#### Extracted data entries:
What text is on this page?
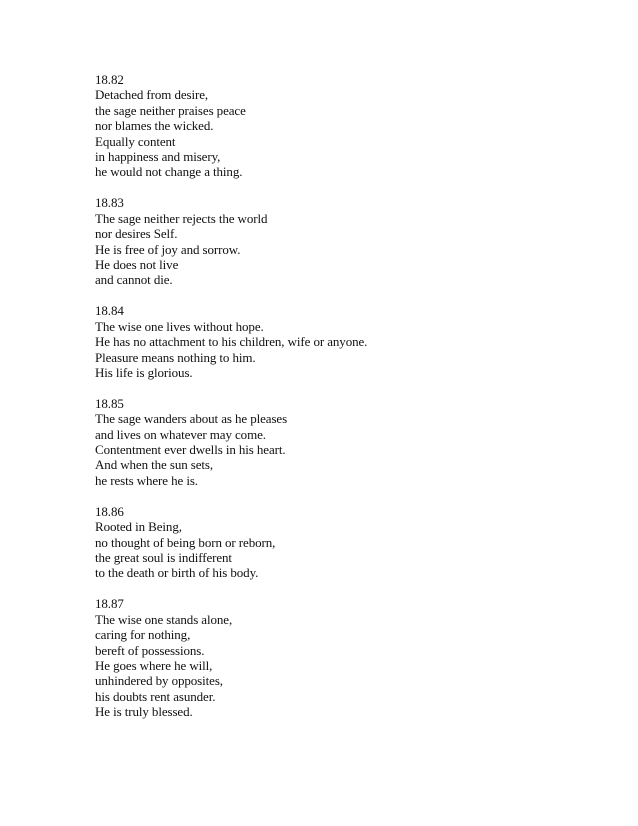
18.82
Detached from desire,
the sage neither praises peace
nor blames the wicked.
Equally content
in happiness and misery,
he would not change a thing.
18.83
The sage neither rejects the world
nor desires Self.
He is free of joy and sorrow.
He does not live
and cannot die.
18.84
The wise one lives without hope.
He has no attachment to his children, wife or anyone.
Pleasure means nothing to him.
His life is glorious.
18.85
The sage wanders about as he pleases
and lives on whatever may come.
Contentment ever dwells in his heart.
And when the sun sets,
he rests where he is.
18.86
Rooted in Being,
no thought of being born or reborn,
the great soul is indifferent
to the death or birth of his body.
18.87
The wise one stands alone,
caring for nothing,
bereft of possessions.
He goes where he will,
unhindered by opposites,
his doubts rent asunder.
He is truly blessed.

#### WHAT TO DO:
Excluding the pictures, restate the records above word for word.

#### FULL OUTPUT:
What text is on this page?
18.82
Detached from desire,
the sage neither praises peace
nor blames the wicked.
Equally content
in happiness and misery,
he would not change a thing.
18.83
The sage neither rejects the world
nor desires Self.
He is free of joy and sorrow.
He does not live
and cannot die.
18.84
The wise one lives without hope.
He has no attachment to his children, wife or anyone.
Pleasure means nothing to him.
His life is glorious.
18.85
The sage wanders about as he pleases
and lives on whatever may come.
Contentment ever dwells in his heart.
And when the sun sets,
he rests where he is.
18.86
Rooted in Being,
no thought of being born or reborn,
the great soul is indifferent
to the death or birth of his body.
18.87
The wise one stands alone,
caring for nothing,
bereft of possessions.
He goes where he will,
unhindered by opposites,
his doubts rent asunder.
He is truly blessed.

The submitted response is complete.